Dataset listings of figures
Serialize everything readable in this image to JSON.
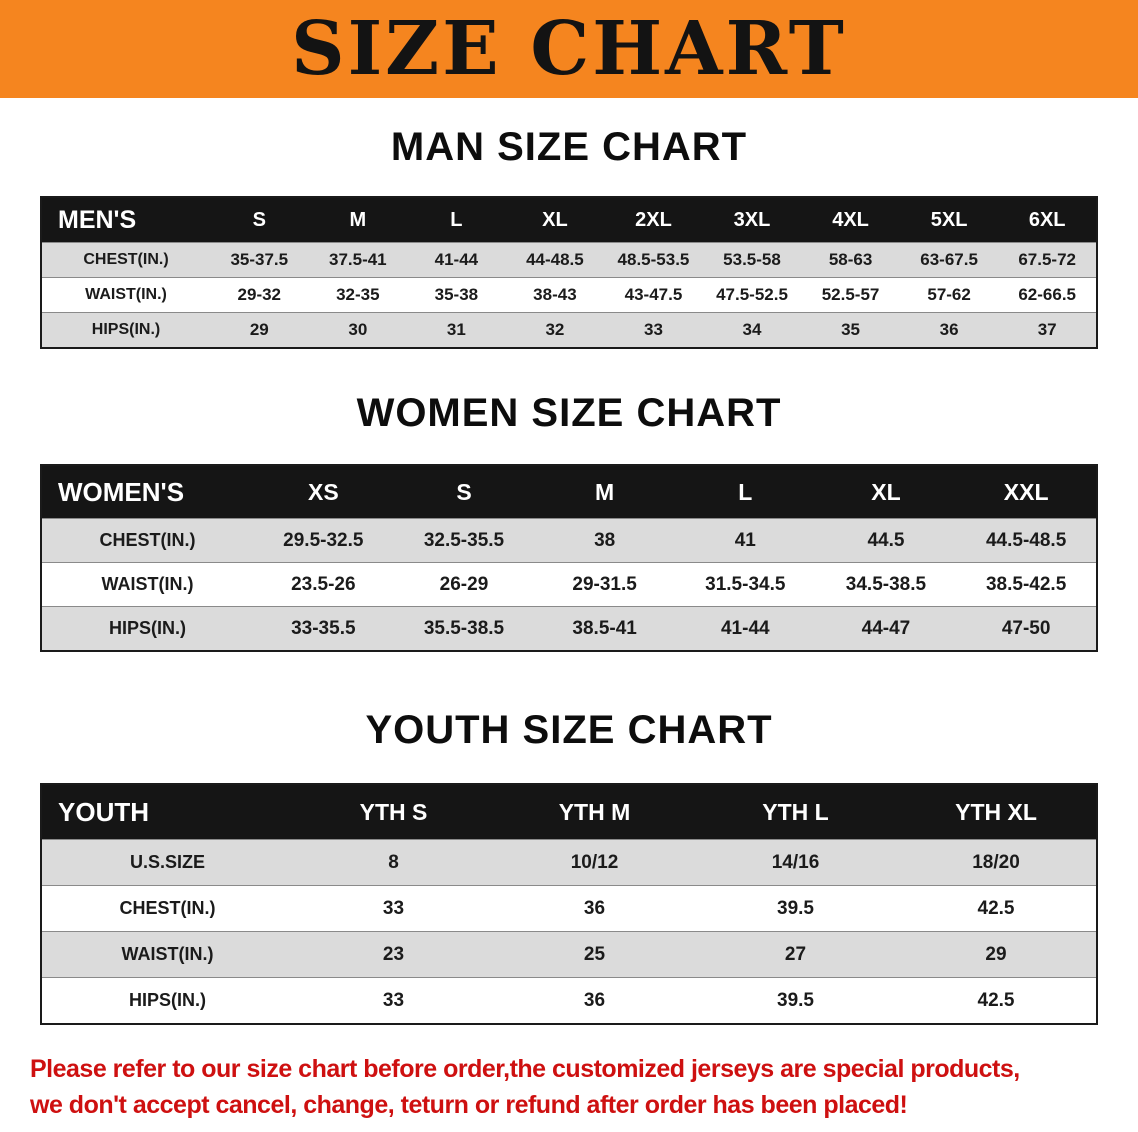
{
  "banner": {
    "title": "SIZE CHART"
  },
  "colors": {
    "banner_bg": "#F5851F",
    "table_header_bg": "#151515",
    "row_stripe": "#DBDBDB",
    "footer_text": "#CE1010"
  },
  "sections": {
    "men": {
      "heading": "MAN SIZE CHART",
      "table": {
        "header": [
          "MEN'S",
          "S",
          "M",
          "L",
          "XL",
          "2XL",
          "3XL",
          "4XL",
          "5XL",
          "6XL"
        ],
        "rows": [
          [
            "CHEST(IN.)",
            "35-37.5",
            "37.5-41",
            "41-44",
            "44-48.5",
            "48.5-53.5",
            "53.5-58",
            "58-63",
            "63-67.5",
            "67.5-72"
          ],
          [
            "WAIST(IN.)",
            "29-32",
            "32-35",
            "35-38",
            "38-43",
            "43-47.5",
            "47.5-52.5",
            "52.5-57",
            "57-62",
            "62-66.5"
          ],
          [
            "HIPS(IN.)",
            "29",
            "30",
            "31",
            "32",
            "33",
            "34",
            "35",
            "36",
            "37"
          ]
        ]
      }
    },
    "women": {
      "heading": "WOMEN SIZE CHART",
      "table": {
        "header": [
          "WOMEN'S",
          "XS",
          "S",
          "M",
          "L",
          "XL",
          "XXL"
        ],
        "rows": [
          [
            "CHEST(IN.)",
            "29.5-32.5",
            "32.5-35.5",
            "38",
            "41",
            "44.5",
            "44.5-48.5"
          ],
          [
            "WAIST(IN.)",
            "23.5-26",
            "26-29",
            "29-31.5",
            "31.5-34.5",
            "34.5-38.5",
            "38.5-42.5"
          ],
          [
            "HIPS(IN.)",
            "33-35.5",
            "35.5-38.5",
            "38.5-41",
            "41-44",
            "44-47",
            "47-50"
          ]
        ]
      }
    },
    "youth": {
      "heading": "YOUTH SIZE CHART",
      "table": {
        "header": [
          "YOUTH",
          "YTH S",
          "YTH M",
          "YTH L",
          "YTH XL"
        ],
        "rows": [
          [
            "U.S.SIZE",
            "8",
            "10/12",
            "14/16",
            "18/20"
          ],
          [
            "CHEST(IN.)",
            "33",
            "36",
            "39.5",
            "42.5"
          ],
          [
            "WAIST(IN.)",
            "23",
            "25",
            "27",
            "29"
          ],
          [
            "HIPS(IN.)",
            "33",
            "36",
            "39.5",
            "42.5"
          ]
        ]
      }
    }
  },
  "footer": {
    "line1": "Please refer to our size chart before order,the customized jerseys are special products,",
    "line2": "we don't accept cancel, change, teturn or refund after order has been placed!"
  }
}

* **What to work on**
Leave out every line without the string "order" and copy the rest.

* **Written solution**
    "line1": "Please refer to our size chart before order,the customized jerseys are special products,",
    "line2": "we don't accept cancel, change, teturn or refund after order has been placed!"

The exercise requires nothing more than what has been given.